[Start of Material for this exercise]
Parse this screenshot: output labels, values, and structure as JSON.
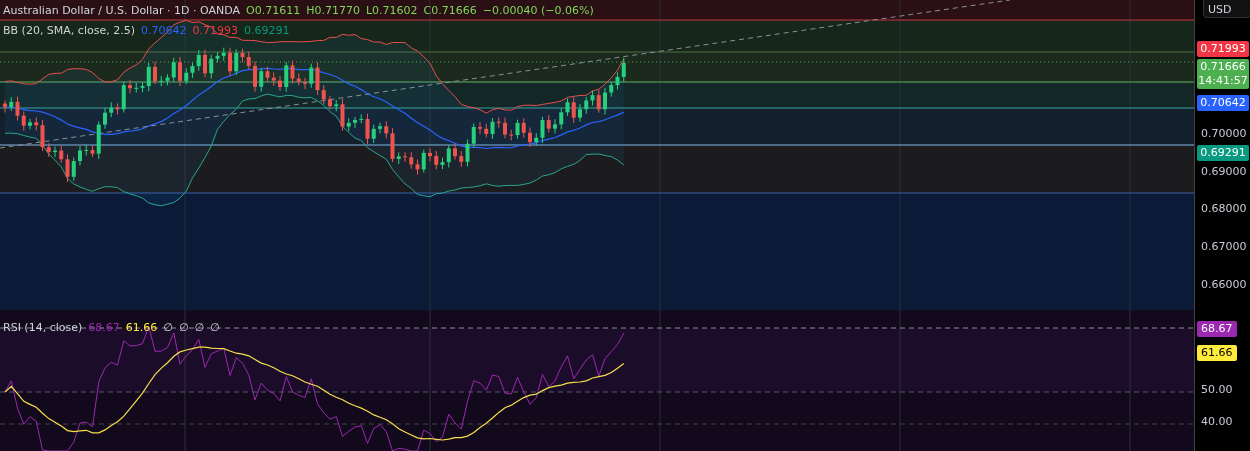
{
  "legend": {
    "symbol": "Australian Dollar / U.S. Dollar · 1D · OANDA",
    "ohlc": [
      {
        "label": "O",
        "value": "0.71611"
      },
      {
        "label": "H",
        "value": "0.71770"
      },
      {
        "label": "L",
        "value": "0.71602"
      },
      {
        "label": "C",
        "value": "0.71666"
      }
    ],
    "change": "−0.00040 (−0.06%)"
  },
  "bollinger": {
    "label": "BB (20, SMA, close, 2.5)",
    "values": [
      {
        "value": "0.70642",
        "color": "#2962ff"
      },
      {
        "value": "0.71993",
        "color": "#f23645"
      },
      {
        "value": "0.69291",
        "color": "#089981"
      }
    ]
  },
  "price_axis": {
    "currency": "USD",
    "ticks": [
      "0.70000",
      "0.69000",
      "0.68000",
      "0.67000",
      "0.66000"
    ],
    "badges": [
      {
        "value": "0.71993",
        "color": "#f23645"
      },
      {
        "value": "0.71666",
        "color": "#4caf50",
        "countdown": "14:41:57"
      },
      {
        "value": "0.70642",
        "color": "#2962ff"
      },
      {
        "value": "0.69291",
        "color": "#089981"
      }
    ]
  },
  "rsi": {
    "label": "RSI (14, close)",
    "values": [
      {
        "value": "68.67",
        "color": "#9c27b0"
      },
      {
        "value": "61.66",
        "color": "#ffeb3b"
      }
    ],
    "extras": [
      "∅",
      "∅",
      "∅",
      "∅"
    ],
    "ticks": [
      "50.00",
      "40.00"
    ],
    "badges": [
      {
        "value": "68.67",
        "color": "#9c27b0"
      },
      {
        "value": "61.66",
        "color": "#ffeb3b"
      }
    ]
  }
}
[End of Material for this exercise]
Go through the material above and print all of it exactly, except the pictures.

Parse this screenshot: output labels, values, and structure as JSON.
{
  "legend": {
    "symbol": "Australian Dollar / U.S. Dollar · 1D · OANDA",
    "ohlc": [
      {
        "label": "O",
        "value": "0.71611"
      },
      {
        "label": "H",
        "value": "0.71770"
      },
      {
        "label": "L",
        "value": "0.71602"
      },
      {
        "label": "C",
        "value": "0.71666"
      }
    ],
    "change": "−0.00040 (−0.06%)"
  },
  "bollinger": {
    "label": "BB (20, SMA, close, 2.5)",
    "values": [
      {
        "value": "0.70642",
        "color": "#2962ff"
      },
      {
        "value": "0.71993",
        "color": "#f23645"
      },
      {
        "value": "0.69291",
        "color": "#089981"
      }
    ]
  },
  "price_axis": {
    "currency": "USD",
    "ticks": [
      "0.70000",
      "0.69000",
      "0.68000",
      "0.67000",
      "0.66000"
    ],
    "badges": [
      {
        "value": "0.71993",
        "color": "#f23645"
      },
      {
        "value": "0.71666",
        "color": "#4caf50",
        "countdown": "14:41:57"
      },
      {
        "value": "0.70642",
        "color": "#2962ff"
      },
      {
        "value": "0.69291",
        "color": "#089981"
      }
    ]
  },
  "rsi": {
    "label": "RSI (14, close)",
    "values": [
      {
        "value": "68.67",
        "color": "#9c27b0"
      },
      {
        "value": "61.66",
        "color": "#ffeb3b"
      }
    ],
    "extras": [
      "∅",
      "∅",
      "∅",
      "∅"
    ],
    "ticks": [
      "50.00",
      "40.00"
    ],
    "badges": [
      {
        "value": "68.67",
        "color": "#9c27b0"
      },
      {
        "value": "61.66",
        "color": "#ffeb3b"
      }
    ]
  }
}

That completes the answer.